* Begin STORED RECORDS *

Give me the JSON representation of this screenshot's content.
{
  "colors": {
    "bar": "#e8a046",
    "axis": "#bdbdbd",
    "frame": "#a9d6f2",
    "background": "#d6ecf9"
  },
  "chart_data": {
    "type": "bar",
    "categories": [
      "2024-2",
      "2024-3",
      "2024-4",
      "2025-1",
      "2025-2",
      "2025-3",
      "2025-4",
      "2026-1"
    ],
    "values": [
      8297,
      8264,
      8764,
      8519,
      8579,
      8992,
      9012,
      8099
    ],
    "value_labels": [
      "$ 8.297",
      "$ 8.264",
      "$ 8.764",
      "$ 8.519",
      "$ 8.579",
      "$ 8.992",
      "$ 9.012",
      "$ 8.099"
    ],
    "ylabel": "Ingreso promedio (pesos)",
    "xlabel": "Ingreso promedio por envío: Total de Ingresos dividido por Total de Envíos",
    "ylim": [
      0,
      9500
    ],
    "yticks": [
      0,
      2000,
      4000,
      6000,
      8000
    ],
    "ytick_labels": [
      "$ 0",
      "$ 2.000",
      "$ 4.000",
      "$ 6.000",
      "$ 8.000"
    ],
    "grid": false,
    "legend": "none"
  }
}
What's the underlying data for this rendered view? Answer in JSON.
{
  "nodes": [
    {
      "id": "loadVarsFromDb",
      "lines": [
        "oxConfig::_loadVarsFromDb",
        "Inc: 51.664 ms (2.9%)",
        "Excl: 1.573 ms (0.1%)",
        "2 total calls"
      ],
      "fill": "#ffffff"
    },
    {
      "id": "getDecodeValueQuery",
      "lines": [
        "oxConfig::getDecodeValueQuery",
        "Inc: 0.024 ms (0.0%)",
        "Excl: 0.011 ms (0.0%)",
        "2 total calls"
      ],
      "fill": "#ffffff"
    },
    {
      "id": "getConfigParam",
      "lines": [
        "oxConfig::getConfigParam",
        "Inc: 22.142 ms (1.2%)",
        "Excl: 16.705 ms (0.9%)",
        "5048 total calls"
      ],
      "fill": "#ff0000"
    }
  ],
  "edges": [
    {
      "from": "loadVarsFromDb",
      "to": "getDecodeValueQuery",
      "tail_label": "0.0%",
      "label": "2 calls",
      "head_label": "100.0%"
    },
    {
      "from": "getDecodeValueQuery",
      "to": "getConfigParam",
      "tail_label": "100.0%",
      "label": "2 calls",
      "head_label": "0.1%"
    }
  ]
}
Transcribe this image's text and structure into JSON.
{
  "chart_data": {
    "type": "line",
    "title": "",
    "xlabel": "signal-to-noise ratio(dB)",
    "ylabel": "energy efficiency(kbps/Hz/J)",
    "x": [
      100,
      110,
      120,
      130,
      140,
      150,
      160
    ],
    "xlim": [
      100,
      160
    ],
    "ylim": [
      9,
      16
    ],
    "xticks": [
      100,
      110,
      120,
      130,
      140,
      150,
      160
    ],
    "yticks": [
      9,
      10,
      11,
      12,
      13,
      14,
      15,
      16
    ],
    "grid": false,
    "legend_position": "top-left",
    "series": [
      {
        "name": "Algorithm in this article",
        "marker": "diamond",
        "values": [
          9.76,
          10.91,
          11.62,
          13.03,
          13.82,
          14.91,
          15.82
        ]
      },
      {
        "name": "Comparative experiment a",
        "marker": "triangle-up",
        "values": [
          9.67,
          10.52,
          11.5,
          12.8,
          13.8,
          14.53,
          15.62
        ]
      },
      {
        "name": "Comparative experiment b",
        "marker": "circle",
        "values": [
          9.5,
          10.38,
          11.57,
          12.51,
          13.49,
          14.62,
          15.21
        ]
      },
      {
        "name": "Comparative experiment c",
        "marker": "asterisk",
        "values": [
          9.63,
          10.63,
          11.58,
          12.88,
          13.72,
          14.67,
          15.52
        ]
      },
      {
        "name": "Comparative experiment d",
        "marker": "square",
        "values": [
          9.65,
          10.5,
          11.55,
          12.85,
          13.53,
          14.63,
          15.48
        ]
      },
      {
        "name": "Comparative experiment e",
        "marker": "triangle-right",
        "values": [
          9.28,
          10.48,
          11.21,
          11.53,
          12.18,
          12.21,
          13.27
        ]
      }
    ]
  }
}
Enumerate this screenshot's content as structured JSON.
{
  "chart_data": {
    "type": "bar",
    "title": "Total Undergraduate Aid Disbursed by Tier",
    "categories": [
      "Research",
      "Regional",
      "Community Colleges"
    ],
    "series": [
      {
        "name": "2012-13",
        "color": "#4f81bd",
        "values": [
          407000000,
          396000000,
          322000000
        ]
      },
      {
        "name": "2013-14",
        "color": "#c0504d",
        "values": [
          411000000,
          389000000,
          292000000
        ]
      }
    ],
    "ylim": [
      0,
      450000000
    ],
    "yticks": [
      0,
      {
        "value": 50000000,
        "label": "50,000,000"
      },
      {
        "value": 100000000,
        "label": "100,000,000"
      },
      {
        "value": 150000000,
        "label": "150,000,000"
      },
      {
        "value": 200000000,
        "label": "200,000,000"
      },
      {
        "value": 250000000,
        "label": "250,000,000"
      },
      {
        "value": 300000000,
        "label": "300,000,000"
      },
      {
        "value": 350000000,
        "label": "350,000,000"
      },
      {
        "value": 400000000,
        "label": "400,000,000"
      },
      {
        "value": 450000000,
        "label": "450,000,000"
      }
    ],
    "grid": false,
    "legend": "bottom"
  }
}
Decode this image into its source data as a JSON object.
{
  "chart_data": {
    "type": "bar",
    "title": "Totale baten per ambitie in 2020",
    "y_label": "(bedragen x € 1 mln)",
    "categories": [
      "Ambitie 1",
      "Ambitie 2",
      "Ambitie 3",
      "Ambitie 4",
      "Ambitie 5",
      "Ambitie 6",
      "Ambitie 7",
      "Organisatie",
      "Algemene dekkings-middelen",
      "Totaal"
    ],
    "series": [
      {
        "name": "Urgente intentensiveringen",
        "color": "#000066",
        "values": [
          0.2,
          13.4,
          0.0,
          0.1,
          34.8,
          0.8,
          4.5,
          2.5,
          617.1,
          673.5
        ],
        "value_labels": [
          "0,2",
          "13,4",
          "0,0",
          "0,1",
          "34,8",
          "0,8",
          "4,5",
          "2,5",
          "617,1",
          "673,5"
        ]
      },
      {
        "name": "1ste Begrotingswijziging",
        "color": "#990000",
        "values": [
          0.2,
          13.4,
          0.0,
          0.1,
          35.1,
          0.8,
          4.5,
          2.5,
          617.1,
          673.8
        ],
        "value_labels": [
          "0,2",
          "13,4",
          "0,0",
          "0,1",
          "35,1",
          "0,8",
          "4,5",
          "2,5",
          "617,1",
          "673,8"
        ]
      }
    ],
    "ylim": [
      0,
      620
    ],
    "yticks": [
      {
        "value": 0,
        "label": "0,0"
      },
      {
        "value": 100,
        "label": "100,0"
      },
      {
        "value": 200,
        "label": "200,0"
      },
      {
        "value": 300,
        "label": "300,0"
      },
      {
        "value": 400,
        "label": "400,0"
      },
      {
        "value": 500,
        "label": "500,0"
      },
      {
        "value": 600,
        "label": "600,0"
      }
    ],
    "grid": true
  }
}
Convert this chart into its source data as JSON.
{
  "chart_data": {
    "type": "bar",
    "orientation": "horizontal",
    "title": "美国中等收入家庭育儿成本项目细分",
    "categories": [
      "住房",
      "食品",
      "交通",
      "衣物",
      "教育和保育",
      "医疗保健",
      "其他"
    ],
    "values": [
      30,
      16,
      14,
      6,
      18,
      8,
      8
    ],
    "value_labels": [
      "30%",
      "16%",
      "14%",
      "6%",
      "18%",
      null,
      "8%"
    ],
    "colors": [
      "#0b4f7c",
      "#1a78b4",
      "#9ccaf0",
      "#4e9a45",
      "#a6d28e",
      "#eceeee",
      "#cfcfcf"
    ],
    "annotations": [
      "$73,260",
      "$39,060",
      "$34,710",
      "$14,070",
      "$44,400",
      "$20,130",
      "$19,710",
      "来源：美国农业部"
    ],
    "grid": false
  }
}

* End STORED RECORDS *

JOB: List every line from the entries above in which "title" appears.

COMPLETE OUTPUT:
    "title": "",
    "title": "Total Undergraduate Aid Disbursed by Tier",
    "title": "Totale baten per ambitie in 2020",
    "title": "美国中等收入家庭育儿成本项目细分",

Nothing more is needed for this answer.